▶ Task description: Every entry must appear in the answer exactly as written.

(Items listed in a dataset)
*** Begin section ***

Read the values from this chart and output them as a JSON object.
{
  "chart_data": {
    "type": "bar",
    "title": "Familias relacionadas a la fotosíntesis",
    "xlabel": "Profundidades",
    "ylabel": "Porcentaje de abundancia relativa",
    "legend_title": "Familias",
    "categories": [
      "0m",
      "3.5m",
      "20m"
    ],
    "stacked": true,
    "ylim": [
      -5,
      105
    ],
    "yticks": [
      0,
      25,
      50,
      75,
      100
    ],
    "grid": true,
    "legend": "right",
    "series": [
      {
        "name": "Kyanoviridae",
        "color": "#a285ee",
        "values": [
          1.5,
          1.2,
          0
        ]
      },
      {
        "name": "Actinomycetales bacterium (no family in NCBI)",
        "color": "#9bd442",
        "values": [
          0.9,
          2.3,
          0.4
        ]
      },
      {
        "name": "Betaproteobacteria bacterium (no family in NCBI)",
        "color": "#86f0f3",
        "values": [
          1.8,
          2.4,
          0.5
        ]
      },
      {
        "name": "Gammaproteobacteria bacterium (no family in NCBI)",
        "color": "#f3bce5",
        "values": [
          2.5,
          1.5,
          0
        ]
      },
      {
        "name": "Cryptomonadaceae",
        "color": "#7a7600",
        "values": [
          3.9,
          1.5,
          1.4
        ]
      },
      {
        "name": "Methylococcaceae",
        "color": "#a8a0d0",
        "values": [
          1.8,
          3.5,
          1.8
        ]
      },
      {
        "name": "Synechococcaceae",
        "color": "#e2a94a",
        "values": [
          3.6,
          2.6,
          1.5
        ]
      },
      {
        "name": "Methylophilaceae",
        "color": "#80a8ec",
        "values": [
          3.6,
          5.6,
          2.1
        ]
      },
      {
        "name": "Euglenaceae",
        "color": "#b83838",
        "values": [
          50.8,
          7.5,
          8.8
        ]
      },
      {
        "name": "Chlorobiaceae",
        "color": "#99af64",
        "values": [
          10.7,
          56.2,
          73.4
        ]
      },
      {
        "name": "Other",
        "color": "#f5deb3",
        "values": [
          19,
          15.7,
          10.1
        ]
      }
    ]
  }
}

*** End section ***

▶ Your response:
Read the values from this chart and output them as a JSON object.
{
  "chart_data": {
    "type": "bar",
    "title": "Familias relacionadas a la fotosíntesis",
    "xlabel": "Profundidades",
    "ylabel": "Porcentaje de abundancia relativa",
    "legend_title": "Familias",
    "categories": [
      "0m",
      "3.5m",
      "20m"
    ],
    "stacked": true,
    "ylim": [
      -5,
      105
    ],
    "yticks": [
      0,
      25,
      50,
      75,
      100
    ],
    "grid": true,
    "legend": "right",
    "series": [
      {
        "name": "Kyanoviridae",
        "color": "#a285ee",
        "values": [
          1.5,
          1.2,
          0
        ]
      },
      {
        "name": "Actinomycetales bacterium (no family in NCBI)",
        "color": "#9bd442",
        "values": [
          0.9,
          2.3,
          0.4
        ]
      },
      {
        "name": "Betaproteobacteria bacterium (no family in NCBI)",
        "color": "#86f0f3",
        "values": [
          1.8,
          2.4,
          0.5
        ]
      },
      {
        "name": "Gammaproteobacteria bacterium (no family in NCBI)",
        "color": "#f3bce5",
        "values": [
          2.5,
          1.5,
          0
        ]
      },
      {
        "name": "Cryptomonadaceae",
        "color": "#7a7600",
        "values": [
          3.9,
          1.5,
          1.4
        ]
      },
      {
        "name": "Methylococcaceae",
        "color": "#a8a0d0",
        "values": [
          1.8,
          3.5,
          1.8
        ]
      },
      {
        "name": "Synechococcaceae",
        "color": "#e2a94a",
        "values": [
          3.6,
          2.6,
          1.5
        ]
      },
      {
        "name": "Methylophilaceae",
        "color": "#80a8ec",
        "values": [
          3.6,
          5.6,
          2.1
        ]
      },
      {
        "name": "Euglenaceae",
        "color": "#b83838",
        "values": [
          50.8,
          7.5,
          8.8
        ]
      },
      {
        "name": "Chlorobiaceae",
        "color": "#99af64",
        "values": [
          10.7,
          56.2,
          73.4
        ]
      },
      {
        "name": "Other",
        "color": "#f5deb3",
        "values": [
          19,
          15.7,
          10.1
        ]
      }
    ]
  }
}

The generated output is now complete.